» Problem requirements:
Could you update the listing from its first line through the line containing "y-tick-label: 1E-1 <box>56 136 98 158</box>", swapping "point" for "marker" and leaving everything else unchanged? Return only those lines.

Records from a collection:
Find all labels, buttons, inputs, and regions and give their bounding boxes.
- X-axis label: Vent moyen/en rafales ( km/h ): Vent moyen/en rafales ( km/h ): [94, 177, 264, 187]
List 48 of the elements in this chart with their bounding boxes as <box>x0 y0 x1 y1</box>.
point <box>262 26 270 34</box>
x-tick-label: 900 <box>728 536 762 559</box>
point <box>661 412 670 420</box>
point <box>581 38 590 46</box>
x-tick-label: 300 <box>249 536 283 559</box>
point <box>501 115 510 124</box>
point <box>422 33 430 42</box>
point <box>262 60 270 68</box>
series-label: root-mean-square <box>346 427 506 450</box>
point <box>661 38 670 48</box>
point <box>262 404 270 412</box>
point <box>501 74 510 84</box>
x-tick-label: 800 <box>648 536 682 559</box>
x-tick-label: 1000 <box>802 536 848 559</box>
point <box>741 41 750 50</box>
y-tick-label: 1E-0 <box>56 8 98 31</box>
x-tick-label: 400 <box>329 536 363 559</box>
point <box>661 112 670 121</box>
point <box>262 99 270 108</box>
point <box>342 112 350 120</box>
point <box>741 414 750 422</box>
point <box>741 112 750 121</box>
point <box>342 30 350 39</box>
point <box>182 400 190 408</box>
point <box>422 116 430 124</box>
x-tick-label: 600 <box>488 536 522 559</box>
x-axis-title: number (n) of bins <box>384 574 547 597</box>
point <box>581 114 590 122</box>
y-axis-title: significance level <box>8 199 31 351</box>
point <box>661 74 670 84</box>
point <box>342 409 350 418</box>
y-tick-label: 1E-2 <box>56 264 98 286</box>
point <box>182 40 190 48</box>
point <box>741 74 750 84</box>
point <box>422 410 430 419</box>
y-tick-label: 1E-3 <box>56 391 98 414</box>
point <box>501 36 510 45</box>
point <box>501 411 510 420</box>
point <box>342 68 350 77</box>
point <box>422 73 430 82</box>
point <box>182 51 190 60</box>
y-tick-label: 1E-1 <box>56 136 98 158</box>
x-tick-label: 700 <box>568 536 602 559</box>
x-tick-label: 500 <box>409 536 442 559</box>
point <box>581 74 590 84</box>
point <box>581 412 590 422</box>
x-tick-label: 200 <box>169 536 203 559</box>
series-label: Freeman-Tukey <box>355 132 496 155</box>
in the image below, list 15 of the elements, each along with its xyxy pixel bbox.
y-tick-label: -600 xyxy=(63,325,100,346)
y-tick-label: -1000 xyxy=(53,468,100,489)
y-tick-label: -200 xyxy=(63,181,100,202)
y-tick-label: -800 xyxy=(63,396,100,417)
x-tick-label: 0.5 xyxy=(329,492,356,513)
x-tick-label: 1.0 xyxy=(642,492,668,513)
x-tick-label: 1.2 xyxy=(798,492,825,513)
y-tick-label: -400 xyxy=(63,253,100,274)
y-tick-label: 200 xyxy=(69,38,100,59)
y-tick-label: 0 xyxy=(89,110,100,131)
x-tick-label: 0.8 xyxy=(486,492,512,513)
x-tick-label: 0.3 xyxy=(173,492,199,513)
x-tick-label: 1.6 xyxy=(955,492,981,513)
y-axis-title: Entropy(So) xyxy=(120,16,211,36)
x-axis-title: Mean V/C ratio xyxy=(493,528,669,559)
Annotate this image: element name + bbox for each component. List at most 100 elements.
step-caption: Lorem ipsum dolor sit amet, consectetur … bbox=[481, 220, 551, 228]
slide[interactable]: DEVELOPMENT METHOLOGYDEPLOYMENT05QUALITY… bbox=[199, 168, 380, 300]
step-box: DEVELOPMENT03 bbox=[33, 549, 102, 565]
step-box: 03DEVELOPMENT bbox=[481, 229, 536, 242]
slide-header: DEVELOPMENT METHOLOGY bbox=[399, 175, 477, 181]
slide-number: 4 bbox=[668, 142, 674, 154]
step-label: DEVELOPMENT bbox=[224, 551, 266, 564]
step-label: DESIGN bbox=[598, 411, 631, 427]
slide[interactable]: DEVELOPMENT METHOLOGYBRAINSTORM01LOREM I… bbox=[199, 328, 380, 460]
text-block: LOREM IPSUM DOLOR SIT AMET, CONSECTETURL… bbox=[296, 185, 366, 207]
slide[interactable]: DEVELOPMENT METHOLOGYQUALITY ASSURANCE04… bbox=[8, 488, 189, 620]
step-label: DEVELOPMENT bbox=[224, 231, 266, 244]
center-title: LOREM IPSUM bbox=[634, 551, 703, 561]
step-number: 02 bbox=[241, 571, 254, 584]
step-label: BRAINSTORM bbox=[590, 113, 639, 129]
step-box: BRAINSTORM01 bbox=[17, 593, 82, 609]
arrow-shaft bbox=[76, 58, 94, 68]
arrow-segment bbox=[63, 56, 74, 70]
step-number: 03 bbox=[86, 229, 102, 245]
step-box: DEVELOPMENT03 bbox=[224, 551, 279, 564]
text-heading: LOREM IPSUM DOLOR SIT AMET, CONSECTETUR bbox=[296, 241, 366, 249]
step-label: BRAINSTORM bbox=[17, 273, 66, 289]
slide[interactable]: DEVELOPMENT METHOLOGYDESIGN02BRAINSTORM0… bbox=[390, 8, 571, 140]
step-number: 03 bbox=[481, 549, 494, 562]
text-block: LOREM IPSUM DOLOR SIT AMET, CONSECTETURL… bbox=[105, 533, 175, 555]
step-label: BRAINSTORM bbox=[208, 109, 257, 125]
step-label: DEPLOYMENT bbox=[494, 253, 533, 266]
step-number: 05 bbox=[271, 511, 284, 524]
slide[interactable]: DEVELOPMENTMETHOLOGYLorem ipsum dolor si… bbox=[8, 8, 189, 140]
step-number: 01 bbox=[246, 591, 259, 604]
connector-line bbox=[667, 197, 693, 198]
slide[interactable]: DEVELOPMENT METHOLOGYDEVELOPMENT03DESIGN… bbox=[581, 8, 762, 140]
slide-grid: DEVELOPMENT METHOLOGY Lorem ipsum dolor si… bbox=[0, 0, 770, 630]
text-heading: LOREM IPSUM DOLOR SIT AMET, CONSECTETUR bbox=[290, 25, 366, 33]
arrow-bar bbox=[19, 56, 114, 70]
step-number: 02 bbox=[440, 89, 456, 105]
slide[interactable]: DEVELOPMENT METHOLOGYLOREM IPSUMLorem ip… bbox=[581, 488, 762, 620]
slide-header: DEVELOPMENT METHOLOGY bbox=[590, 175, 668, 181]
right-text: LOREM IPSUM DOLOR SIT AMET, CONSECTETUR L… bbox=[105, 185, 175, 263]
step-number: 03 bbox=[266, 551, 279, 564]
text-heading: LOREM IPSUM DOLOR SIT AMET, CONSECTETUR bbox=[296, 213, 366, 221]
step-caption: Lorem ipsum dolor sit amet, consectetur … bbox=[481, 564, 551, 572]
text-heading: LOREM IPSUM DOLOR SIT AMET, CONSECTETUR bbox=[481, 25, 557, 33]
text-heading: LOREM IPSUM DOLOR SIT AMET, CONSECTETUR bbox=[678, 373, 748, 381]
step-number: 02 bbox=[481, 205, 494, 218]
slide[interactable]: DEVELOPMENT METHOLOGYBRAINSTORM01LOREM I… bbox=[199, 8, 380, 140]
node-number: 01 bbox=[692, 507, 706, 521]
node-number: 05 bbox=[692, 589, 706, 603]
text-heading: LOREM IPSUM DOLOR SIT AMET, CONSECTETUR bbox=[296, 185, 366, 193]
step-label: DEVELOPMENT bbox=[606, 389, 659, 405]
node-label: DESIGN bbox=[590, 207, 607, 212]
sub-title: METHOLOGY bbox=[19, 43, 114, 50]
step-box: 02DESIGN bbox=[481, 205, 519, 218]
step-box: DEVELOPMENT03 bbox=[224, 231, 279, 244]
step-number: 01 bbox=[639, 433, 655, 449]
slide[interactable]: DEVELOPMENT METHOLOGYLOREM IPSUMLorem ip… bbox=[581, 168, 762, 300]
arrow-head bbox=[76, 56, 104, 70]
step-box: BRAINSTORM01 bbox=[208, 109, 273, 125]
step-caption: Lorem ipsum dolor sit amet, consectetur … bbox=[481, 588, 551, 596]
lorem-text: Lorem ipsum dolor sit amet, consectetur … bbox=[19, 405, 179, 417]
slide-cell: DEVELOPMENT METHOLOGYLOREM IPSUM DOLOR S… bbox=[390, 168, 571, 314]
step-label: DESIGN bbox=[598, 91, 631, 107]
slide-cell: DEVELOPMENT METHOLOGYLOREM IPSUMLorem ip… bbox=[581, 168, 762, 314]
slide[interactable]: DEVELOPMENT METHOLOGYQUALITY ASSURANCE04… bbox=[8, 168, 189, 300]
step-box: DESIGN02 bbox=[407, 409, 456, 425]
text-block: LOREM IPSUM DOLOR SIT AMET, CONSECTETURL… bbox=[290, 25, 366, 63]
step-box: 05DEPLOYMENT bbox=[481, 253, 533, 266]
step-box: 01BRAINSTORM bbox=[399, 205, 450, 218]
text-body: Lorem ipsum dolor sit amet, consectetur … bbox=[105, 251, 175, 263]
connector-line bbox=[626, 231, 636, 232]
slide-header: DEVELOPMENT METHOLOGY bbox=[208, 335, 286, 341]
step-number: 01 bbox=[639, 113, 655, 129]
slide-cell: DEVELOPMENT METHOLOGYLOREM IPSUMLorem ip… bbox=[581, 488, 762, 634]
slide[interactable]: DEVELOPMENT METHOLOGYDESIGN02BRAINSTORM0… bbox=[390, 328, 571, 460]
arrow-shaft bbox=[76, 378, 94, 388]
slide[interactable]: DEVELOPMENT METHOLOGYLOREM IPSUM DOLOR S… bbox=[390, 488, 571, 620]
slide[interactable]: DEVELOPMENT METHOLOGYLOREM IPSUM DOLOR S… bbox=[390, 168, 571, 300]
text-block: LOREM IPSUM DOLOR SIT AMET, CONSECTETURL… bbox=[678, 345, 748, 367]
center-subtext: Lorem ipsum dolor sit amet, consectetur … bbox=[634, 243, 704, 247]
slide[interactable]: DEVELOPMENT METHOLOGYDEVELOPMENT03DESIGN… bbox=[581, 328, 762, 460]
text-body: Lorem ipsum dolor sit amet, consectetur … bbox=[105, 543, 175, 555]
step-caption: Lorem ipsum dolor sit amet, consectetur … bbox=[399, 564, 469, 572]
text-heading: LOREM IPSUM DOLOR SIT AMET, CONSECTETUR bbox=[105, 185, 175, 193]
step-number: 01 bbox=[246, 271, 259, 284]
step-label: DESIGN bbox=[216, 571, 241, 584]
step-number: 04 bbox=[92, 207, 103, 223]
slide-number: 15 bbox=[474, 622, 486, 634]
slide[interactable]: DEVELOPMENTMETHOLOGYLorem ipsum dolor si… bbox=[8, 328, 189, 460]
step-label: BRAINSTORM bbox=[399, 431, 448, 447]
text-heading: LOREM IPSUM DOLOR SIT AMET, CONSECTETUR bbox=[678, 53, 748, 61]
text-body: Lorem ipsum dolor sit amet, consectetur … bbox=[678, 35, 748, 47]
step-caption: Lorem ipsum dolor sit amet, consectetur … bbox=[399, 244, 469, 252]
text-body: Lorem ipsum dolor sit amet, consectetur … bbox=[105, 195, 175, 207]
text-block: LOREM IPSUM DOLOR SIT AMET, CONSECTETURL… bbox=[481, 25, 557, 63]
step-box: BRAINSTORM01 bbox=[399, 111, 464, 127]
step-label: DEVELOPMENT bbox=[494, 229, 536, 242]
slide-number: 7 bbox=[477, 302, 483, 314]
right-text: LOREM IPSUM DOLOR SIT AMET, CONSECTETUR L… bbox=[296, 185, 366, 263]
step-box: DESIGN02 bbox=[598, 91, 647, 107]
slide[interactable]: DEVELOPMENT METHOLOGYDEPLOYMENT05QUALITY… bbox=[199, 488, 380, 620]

» Exercise result:
Find all labels, buttons, inputs, and regions and give their bounding boxes.
- X-axis label: Vent moyen/en rafales ( km/h ): Vent moyen/en rafales ( km/h ): [94, 177, 264, 187]
List 48 of the elements in this chart with their bounding boxes as <box>x0 y0 x1 y1</box>.
marker <box>262 26 270 34</box>
x-tick-label: 900 <box>728 536 762 559</box>
marker <box>661 412 670 420</box>
marker <box>581 38 590 46</box>
x-tick-label: 300 <box>249 536 283 559</box>
marker <box>501 115 510 124</box>
marker <box>422 33 430 42</box>
marker <box>262 60 270 68</box>
series-label: root-mean-square <box>346 427 506 450</box>
marker <box>661 38 670 48</box>
marker <box>262 404 270 412</box>
marker <box>501 74 510 84</box>
x-tick-label: 800 <box>648 536 682 559</box>
x-tick-label: 1000 <box>802 536 848 559</box>
marker <box>741 41 750 50</box>
y-tick-label: 1E-0 <box>56 8 98 31</box>
x-tick-label: 400 <box>329 536 363 559</box>
marker <box>661 112 670 121</box>
marker <box>262 99 270 108</box>
marker <box>342 112 350 120</box>
marker <box>741 414 750 422</box>
marker <box>741 112 750 121</box>
marker <box>342 30 350 39</box>
marker <box>182 400 190 408</box>
marker <box>422 116 430 124</box>
x-tick-label: 600 <box>488 536 522 559</box>
x-axis-title: number (n) of bins <box>384 574 547 597</box>
marker <box>581 114 590 122</box>
y-axis-title: significance level <box>8 199 31 351</box>
marker <box>661 74 670 84</box>
marker <box>342 409 350 418</box>
y-tick-label: 1E-2 <box>56 264 98 286</box>
marker <box>182 40 190 48</box>
marker <box>741 74 750 84</box>
marker <box>422 410 430 419</box>
y-tick-label: 1E-3 <box>56 391 98 414</box>
marker <box>501 36 510 45</box>
marker <box>501 411 510 420</box>
marker <box>342 68 350 77</box>
marker <box>422 73 430 82</box>
marker <box>182 51 190 60</box>
y-tick-label: 1E-1 <box>56 136 98 158</box>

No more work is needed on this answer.